:: Material for this exercise ::

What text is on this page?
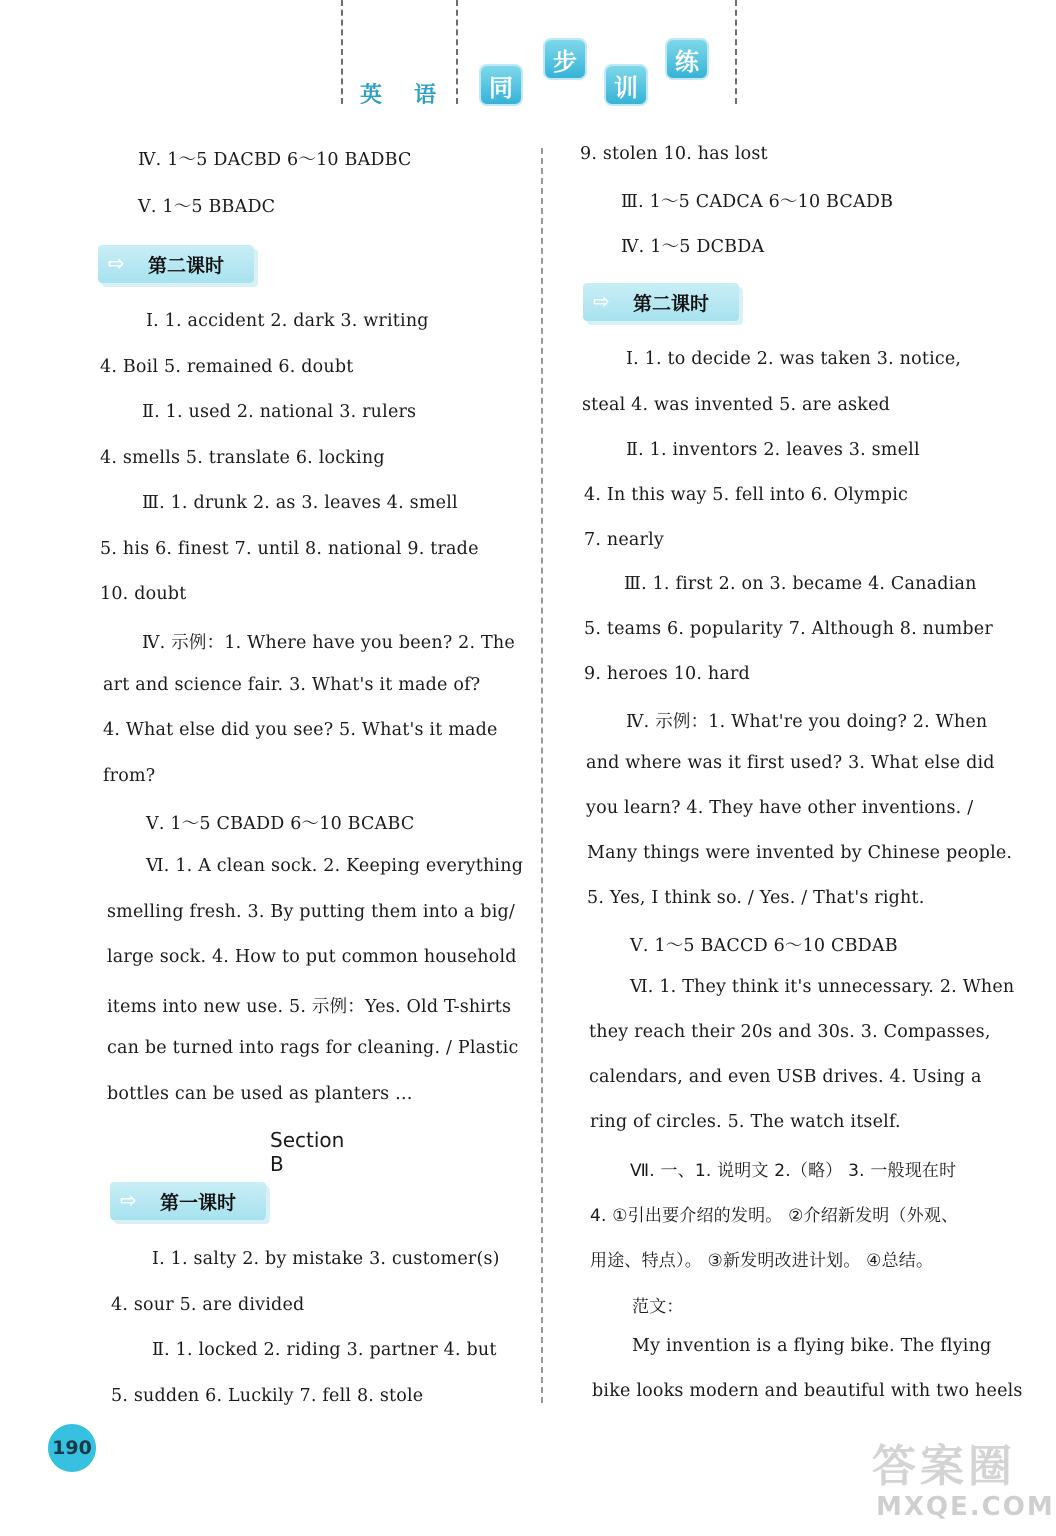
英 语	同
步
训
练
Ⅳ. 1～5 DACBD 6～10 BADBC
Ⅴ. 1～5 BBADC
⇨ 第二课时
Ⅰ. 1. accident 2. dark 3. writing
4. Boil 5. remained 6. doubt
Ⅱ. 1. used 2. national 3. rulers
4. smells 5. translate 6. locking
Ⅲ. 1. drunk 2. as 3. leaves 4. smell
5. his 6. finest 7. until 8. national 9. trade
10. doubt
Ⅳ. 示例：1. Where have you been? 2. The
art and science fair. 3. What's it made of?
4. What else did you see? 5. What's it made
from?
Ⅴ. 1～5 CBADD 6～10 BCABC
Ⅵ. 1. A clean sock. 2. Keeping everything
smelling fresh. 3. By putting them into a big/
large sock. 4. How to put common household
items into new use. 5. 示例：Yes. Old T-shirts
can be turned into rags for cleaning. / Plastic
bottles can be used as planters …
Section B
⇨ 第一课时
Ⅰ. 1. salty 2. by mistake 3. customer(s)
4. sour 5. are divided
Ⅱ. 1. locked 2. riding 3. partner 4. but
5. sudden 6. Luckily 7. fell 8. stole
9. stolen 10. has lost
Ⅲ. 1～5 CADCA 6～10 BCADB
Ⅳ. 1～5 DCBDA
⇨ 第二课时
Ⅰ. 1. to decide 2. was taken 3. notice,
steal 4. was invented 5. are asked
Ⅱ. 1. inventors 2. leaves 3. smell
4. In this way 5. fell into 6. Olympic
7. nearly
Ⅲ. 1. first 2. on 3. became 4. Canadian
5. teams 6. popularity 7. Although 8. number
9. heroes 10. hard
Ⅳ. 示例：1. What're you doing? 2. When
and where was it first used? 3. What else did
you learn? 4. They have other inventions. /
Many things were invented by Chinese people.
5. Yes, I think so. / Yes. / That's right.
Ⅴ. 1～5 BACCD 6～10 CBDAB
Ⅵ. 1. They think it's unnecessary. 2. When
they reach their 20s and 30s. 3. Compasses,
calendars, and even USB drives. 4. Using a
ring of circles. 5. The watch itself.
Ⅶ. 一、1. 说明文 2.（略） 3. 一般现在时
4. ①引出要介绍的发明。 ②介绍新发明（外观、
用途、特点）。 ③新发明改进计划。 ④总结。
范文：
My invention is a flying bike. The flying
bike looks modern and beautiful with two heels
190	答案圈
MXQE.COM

==

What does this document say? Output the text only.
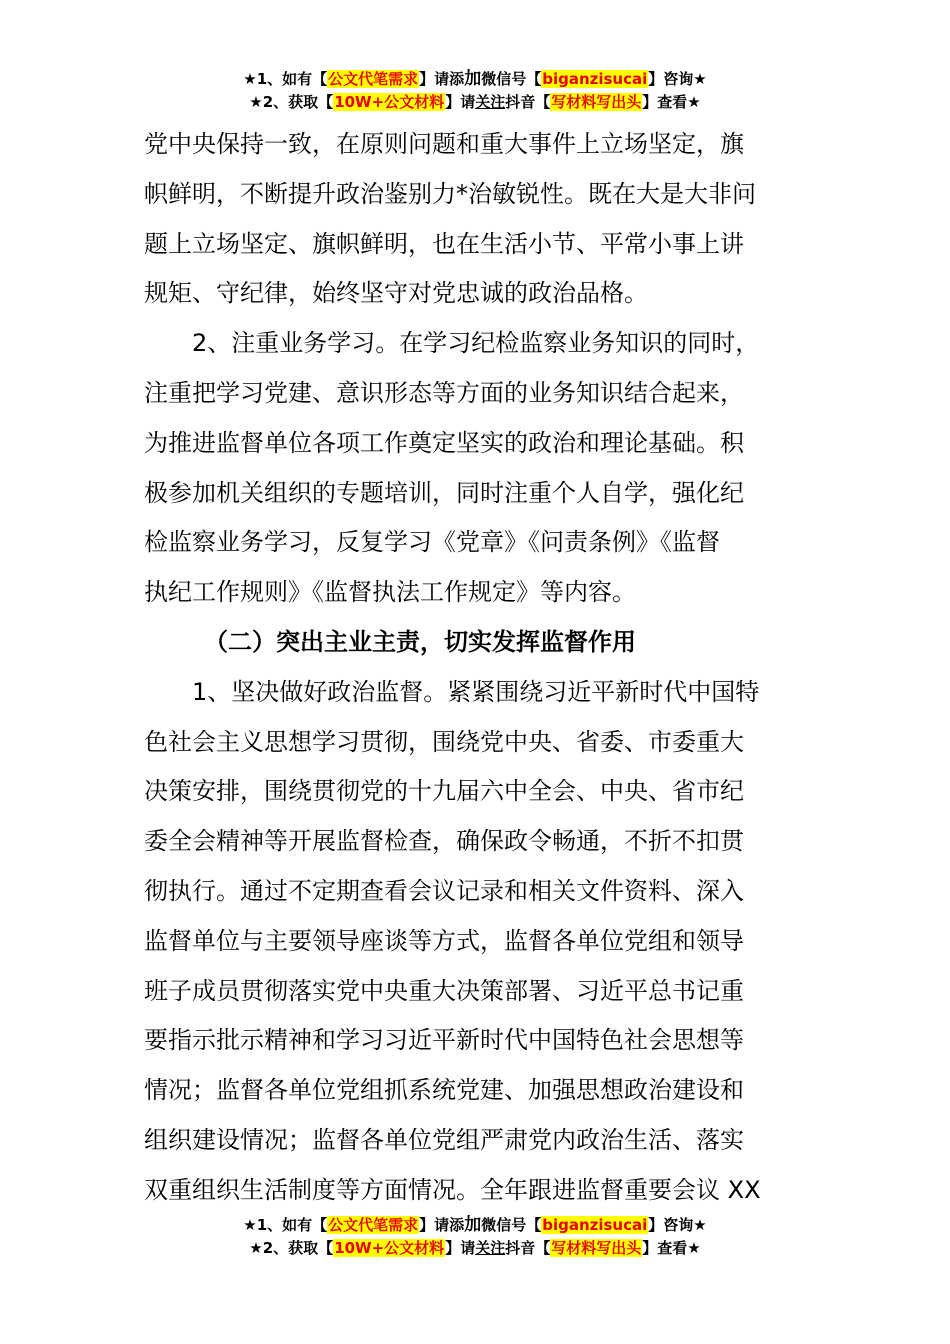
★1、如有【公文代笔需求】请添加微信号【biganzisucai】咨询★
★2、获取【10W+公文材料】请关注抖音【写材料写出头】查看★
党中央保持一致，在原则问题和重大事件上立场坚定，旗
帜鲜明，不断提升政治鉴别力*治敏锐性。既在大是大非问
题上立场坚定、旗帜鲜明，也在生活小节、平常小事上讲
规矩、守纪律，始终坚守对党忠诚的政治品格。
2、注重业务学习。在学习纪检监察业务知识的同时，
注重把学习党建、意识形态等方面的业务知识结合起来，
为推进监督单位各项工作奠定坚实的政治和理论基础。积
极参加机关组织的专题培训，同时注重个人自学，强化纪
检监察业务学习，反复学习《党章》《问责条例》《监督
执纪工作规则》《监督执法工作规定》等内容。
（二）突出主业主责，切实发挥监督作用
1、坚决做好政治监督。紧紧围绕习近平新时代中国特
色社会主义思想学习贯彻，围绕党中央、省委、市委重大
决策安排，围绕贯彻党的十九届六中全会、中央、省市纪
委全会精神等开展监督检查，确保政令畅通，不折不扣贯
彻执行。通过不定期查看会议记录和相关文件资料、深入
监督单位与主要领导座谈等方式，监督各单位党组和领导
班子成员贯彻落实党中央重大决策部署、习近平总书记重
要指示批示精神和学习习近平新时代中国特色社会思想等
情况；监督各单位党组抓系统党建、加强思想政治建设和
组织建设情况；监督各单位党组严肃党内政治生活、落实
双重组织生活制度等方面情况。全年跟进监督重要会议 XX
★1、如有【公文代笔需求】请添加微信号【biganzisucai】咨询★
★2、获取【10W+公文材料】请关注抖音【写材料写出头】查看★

:: Work to do ::
Report the count of lines in the entries that contain the string "bike", and nothing besides it.

:: Response to the exercise ::
2